**Records contained in a dataset:**
● ● ● ● ● ● ●

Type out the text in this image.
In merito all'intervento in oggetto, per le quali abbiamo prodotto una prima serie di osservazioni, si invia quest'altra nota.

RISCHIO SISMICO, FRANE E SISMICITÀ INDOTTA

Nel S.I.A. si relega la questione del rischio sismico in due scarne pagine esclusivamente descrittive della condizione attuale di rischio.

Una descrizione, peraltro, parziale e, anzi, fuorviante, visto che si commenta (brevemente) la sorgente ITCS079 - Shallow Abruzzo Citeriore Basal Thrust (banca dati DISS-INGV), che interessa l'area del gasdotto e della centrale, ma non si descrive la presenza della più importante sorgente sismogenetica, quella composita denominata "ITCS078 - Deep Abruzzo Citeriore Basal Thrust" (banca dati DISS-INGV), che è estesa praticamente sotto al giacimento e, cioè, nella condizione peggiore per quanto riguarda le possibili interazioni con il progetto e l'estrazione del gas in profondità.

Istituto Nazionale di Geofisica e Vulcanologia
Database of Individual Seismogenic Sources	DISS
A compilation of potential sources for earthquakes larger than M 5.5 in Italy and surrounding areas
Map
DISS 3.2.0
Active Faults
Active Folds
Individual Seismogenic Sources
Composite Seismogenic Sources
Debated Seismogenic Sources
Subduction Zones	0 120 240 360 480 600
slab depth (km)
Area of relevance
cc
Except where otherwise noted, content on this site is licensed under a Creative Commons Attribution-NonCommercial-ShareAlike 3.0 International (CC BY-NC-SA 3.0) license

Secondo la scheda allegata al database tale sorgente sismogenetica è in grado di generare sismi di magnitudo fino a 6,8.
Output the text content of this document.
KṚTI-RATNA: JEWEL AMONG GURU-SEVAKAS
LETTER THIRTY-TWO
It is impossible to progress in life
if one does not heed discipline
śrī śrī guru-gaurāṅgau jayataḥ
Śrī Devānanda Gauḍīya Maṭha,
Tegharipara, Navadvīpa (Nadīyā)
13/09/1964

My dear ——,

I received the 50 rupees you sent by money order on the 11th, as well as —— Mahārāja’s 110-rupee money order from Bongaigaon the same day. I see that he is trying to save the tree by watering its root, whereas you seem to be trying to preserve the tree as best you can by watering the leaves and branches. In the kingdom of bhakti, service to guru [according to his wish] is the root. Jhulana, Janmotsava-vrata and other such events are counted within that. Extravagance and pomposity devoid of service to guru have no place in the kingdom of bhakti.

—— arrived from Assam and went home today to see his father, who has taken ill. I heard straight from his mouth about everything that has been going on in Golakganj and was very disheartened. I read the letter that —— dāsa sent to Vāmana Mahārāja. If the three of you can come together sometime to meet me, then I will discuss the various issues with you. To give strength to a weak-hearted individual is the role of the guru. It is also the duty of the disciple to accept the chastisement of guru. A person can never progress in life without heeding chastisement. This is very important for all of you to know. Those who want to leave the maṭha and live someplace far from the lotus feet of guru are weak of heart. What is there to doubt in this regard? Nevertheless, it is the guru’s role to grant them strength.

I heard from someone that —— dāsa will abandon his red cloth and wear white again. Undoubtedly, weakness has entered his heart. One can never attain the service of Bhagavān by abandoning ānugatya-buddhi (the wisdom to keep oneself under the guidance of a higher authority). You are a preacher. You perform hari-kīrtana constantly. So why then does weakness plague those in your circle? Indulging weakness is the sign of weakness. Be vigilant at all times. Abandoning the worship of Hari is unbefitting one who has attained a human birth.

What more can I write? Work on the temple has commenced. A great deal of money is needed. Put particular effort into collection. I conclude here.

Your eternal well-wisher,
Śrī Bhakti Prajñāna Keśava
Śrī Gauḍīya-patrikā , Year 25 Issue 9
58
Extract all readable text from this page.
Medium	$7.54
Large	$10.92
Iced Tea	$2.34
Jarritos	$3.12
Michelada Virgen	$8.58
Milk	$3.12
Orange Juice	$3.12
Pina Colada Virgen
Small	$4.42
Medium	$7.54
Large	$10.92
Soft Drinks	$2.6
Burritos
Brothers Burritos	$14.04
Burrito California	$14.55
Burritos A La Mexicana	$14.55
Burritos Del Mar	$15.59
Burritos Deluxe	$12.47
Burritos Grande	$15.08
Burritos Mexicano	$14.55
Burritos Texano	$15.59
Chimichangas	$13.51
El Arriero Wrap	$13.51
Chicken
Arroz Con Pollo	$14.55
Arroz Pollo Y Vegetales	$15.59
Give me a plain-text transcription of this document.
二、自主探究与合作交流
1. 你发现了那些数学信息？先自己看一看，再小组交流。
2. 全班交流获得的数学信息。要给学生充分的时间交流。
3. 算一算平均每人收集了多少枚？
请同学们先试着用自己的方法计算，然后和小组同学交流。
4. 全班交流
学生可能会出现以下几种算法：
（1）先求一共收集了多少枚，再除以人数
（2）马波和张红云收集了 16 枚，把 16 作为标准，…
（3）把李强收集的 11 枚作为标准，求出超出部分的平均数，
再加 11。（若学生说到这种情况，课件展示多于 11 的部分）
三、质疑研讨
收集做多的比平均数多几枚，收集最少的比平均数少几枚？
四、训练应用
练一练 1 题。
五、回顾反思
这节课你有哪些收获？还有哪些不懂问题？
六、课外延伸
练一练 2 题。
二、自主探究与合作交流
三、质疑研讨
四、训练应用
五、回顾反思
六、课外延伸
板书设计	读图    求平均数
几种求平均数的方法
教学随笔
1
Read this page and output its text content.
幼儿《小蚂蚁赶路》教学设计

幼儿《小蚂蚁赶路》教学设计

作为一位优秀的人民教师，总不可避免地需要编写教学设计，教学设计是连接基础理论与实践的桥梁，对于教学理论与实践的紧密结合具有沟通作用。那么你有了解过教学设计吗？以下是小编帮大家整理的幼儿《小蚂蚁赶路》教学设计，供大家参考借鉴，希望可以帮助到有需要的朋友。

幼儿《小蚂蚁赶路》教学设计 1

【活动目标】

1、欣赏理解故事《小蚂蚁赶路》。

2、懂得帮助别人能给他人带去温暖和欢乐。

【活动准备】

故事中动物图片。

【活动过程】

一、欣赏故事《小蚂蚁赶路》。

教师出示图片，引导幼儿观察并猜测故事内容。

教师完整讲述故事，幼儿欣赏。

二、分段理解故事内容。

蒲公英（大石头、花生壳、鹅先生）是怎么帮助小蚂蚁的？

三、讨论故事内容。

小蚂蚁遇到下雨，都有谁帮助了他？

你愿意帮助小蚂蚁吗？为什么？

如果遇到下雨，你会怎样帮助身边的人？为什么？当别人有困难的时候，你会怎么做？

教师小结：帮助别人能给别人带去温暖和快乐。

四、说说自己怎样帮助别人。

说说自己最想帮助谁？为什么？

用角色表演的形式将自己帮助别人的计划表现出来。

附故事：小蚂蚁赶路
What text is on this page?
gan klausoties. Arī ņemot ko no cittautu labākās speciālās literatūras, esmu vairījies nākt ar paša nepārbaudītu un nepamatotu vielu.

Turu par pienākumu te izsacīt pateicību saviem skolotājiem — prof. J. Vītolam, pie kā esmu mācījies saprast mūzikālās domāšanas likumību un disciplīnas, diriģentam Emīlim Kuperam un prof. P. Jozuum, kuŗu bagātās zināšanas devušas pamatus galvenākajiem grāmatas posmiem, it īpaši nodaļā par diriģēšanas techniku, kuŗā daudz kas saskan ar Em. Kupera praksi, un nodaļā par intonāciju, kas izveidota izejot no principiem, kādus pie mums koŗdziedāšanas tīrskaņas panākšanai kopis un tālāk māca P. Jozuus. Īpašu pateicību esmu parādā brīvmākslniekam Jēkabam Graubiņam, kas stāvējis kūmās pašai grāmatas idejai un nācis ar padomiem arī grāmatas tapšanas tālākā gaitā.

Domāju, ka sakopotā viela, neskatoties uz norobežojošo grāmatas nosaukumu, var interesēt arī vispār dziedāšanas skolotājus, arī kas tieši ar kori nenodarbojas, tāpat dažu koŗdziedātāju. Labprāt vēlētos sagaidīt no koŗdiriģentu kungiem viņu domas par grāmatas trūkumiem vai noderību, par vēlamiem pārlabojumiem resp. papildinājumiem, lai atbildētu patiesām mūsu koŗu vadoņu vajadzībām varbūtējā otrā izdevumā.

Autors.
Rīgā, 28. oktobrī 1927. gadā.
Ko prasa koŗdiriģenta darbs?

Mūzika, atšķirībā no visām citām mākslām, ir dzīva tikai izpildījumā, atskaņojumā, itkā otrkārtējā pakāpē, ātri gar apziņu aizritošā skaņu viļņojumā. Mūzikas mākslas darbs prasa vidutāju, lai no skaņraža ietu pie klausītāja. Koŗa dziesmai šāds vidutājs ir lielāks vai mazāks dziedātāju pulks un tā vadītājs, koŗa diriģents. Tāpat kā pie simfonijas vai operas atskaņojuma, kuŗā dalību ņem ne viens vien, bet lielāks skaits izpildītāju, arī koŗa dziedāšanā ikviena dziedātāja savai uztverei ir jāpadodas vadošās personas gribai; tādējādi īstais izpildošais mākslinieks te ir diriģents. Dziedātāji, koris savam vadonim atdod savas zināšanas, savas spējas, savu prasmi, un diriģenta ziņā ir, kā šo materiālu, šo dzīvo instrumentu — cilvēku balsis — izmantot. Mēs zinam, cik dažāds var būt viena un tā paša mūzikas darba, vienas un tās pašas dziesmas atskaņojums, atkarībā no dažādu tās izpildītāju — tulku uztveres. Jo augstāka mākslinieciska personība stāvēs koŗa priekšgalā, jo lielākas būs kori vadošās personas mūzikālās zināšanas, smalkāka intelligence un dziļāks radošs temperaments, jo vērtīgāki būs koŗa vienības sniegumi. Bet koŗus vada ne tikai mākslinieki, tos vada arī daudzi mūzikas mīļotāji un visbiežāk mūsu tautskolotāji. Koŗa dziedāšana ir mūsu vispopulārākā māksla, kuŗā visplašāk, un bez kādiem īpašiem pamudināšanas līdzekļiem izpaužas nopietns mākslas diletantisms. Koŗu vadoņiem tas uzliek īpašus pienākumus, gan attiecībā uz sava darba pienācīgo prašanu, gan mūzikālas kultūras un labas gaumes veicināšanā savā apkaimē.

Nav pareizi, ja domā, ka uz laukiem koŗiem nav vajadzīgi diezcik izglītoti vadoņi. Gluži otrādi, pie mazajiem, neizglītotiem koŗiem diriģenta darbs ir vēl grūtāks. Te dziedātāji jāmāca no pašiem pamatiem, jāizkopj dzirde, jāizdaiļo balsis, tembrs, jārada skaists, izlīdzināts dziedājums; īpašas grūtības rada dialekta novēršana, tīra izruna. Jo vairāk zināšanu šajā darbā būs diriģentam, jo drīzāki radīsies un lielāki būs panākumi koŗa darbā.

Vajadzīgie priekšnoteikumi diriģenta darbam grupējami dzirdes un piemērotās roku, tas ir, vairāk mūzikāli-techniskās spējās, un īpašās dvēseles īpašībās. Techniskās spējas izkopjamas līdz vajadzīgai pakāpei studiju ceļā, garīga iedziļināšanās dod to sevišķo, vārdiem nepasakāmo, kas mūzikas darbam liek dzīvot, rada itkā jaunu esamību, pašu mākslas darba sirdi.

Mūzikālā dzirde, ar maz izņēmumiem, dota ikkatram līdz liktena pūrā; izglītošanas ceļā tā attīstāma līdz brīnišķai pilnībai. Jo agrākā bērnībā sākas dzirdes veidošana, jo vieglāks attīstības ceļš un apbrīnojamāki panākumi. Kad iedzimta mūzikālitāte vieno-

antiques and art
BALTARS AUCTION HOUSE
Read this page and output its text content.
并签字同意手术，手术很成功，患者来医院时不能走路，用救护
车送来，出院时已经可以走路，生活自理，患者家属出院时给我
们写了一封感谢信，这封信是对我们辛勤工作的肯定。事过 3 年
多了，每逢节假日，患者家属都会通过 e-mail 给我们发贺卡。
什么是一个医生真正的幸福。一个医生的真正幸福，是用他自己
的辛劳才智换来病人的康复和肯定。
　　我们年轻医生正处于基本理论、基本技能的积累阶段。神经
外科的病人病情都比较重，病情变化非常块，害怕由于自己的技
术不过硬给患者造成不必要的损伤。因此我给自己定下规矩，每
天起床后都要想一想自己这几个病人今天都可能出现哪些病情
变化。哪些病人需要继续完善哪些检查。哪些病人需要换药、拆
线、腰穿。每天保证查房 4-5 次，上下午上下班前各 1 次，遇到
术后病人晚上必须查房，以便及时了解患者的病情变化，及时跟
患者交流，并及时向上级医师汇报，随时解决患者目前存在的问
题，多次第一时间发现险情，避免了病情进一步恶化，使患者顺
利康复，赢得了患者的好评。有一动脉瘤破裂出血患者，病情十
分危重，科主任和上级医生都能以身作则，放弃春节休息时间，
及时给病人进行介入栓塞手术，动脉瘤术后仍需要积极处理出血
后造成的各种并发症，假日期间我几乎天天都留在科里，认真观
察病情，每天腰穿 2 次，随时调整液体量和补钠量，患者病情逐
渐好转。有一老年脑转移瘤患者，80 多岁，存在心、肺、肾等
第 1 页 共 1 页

● ● ● ● ● ● ●

**AIM OF THE TASK:** Report all lines of the data that include the word "progress".

**EXPECTED ANSWER:**
It is impossible to progress in life
—— arrived from Assam and went home today to see his father, who has taken ill. I heard straight from his mouth about everything that has been going on in Golakganj and was very disheartened. I read the letter that —— dāsa sent to Vāmana Mahārāja. If the three of you can come together sometime to meet me, then I will discuss the various issues with you. To give strength to a weak-hearted individual is the role of the guru. It is also the duty of the disciple to accept the chastisement of guru. A person can never progress in life without heeding chastisement. This is very important for all of you to know. Those who want to leave the maṭha and live someplace far from the lotus feet of guru are weak of heart. What is there to doubt in this regard? Nevertheless, it is the guru’s role to grant them strength.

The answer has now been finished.